start Records for the exercise

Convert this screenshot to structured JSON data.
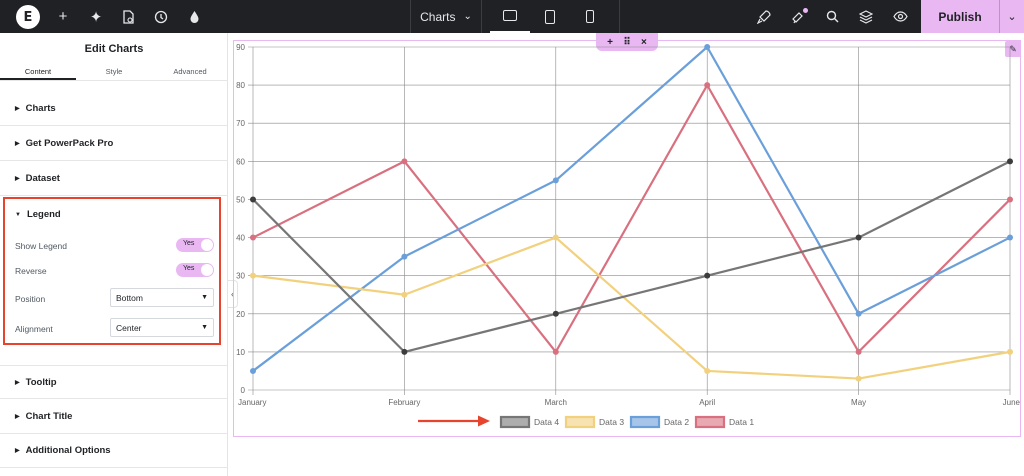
{
  "topbar": {
    "doc_title": "Charts",
    "publish_label": "Publish",
    "icons": [
      "elementor-logo-icon",
      "add-icon",
      "ai-sparkle-icon",
      "page-settings-icon",
      "history-icon",
      "theme-style-icon",
      "rocket-icon",
      "notifications-icon",
      "search-icon",
      "structure-layers-icon",
      "preview-eye-icon"
    ],
    "devices": [
      "desktop-icon",
      "tablet-icon",
      "mobile-icon"
    ]
  },
  "panel": {
    "title": "Edit Charts",
    "tabs": [
      "Content",
      "Style",
      "Advanced"
    ],
    "sections_top": [
      "Charts",
      "Get PowerPack Pro",
      "Dataset"
    ],
    "legend": {
      "title": "Legend",
      "show_legend_label": "Show Legend",
      "show_legend_value": "Yes",
      "reverse_label": "Reverse",
      "reverse_value": "Yes",
      "position_label": "Position",
      "position_value": "Bottom",
      "alignment_label": "Alignment",
      "alignment_value": "Center"
    },
    "sections_bottom": [
      "Tooltip",
      "Chart Title",
      "Additional Options"
    ]
  },
  "colors": {
    "accent": "#e9b8f3",
    "highlight_border": "#e7432d"
  },
  "chart_data": {
    "type": "line",
    "categories": [
      "January",
      "February",
      "March",
      "April",
      "May",
      "June"
    ],
    "ylim": [
      0,
      90
    ],
    "yticks": [
      0,
      10,
      20,
      30,
      40,
      50,
      60,
      70,
      80,
      90
    ],
    "grid": true,
    "legend_position": "bottom-center",
    "series": [
      {
        "name": "Data 1",
        "color": "#d9707f",
        "values": [
          40,
          60,
          10,
          80,
          10,
          50
        ]
      },
      {
        "name": "Data 2",
        "color": "#6a9fda",
        "values": [
          5,
          35,
          55,
          90,
          20,
          40
        ]
      },
      {
        "name": "Data 3",
        "color": "#f2d17e",
        "values": [
          30,
          25,
          40,
          5,
          3,
          10
        ]
      },
      {
        "name": "Data 4",
        "color": "#767676",
        "values": [
          50,
          10,
          20,
          30,
          40,
          60
        ]
      }
    ],
    "legend_order": [
      "Data 4",
      "Data 3",
      "Data 2",
      "Data 1"
    ]
  }
}
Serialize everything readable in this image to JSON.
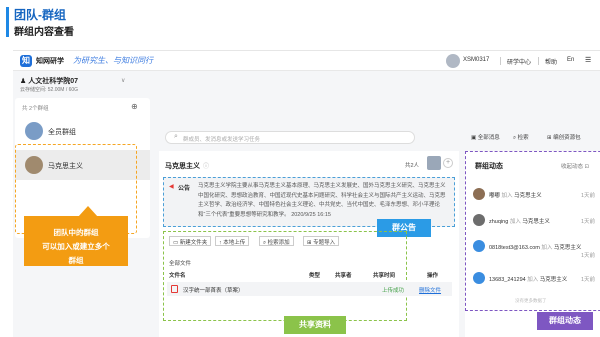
{
  "slide": {
    "title": "团队-群组",
    "subtitle": "群组内容查看"
  },
  "topbar": {
    "logo_icon": "知",
    "logo_text": "知网研学",
    "slogan": "为研究生、与知识同行",
    "user_id": "XSM0317",
    "nav": [
      "研学中心",
      "帮助",
      "En"
    ]
  },
  "sidebar": {
    "org_name": "人文社科学院07",
    "space": "云存储空间: 52.00M / 60G",
    "group_count": "共 2个群组",
    "groups": [
      {
        "name": "全员群组"
      },
      {
        "name": "马克思主义"
      }
    ]
  },
  "callout": {
    "line1": "团队中的群组",
    "line2": "可以加入或建立多个",
    "line3": "群组"
  },
  "search": {
    "placeholder": "群成员、发消息或发送学习任务"
  },
  "toolbar": {
    "all_messages": "全部消息",
    "search": "检索",
    "resource": "编创资源包"
  },
  "group": {
    "name": "马克思主义",
    "member_count": "共2人",
    "announcement_label": "公告",
    "announcement_text": "马克思主义学院主要从事马克思主义基本原理、马克思主义发展史、国外马克思主义研究、马克思主义中国化研究、思想政治教育、中国近现代史基本问题研究、科学社会主义与国际共产主义运动、马克思主义哲学、政治经济学、中国特色社会主义理论、中共党史、当代中国史、毛泽东思想、邓小平理论和“三个代表”重要思想等研究和教学。 2020/9/25 16:15",
    "announcement_tag": "群公告"
  },
  "files": {
    "buttons": [
      "新建文件夹",
      "本地上传",
      "检索添加",
      "专题导入"
    ],
    "all_files": "全部文件",
    "headers": [
      "文件名",
      "类型",
      "共享者",
      "共享时间",
      "操作"
    ],
    "rows": [
      {
        "name": "汉字统一部首表（草案）",
        "status": "上传成功",
        "action": "删除文件"
      }
    ],
    "tag": "共享资料"
  },
  "activity": {
    "title": "群组动态",
    "collapse": "收起动态",
    "items": [
      {
        "user": "嘟嘟",
        "verb": "加入",
        "target": "马克思主义",
        "time": "1天前"
      },
      {
        "user": "zhuqing",
        "verb": "加入",
        "target": "马克思主义",
        "time": "1天前"
      },
      {
        "user": "0818test3@163.com",
        "verb": "加入",
        "target": "马克思主义",
        "time": "1天前"
      },
      {
        "user": "13683_241294",
        "verb": "加入",
        "target": "马克思主义",
        "time": "1天前"
      }
    ],
    "no_more": "没有更多数据了",
    "tag": "群组动态"
  }
}
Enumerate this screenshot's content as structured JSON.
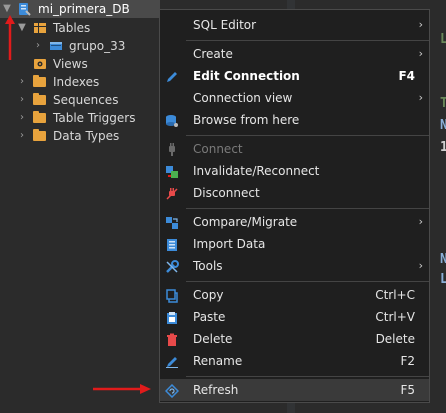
{
  "tree": {
    "db_name": "mi_primera_DB",
    "tables_label": "Tables",
    "table_item": "grupo_33",
    "views_label": "Views",
    "folders": [
      "Indexes",
      "Sequences",
      "Table Triggers",
      "Data Types"
    ]
  },
  "menu": {
    "sql_editor": "SQL Editor",
    "create": "Create",
    "edit_connection": "Edit Connection",
    "edit_connection_shortcut": "F4",
    "connection_view": "Connection view",
    "browse_from_here": "Browse from here",
    "connect": "Connect",
    "invalidate_reconnect": "Invalidate/Reconnect",
    "disconnect": "Disconnect",
    "compare_migrate": "Compare/Migrate",
    "import_data": "Import Data",
    "tools": "Tools",
    "copy": "Copy",
    "copy_shortcut": "Ctrl+C",
    "paste": "Paste",
    "paste_shortcut": "Ctrl+V",
    "delete": "Delete",
    "delete_shortcut": "Delete",
    "rename": "Rename",
    "rename_shortcut": "F2",
    "refresh": "Refresh",
    "refresh_shortcut": "F5"
  },
  "editor_fragments": [
    "L",
    "T",
    "N",
    "1",
    "N",
    "L"
  ],
  "colors": {
    "accent_blue": "#3c8bd9",
    "folder_orange": "#e8a33d",
    "annotation_red": "#e01b1b"
  }
}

end Records for the exercise

> **Task description**
Show every line in the entries where the string "JSON" occurs.

> **Response to the task**
Convert this screenshot to structured JSON data.
Serialize everything readable in this image to JSON.
Enumerate this screenshot's content as structured JSON.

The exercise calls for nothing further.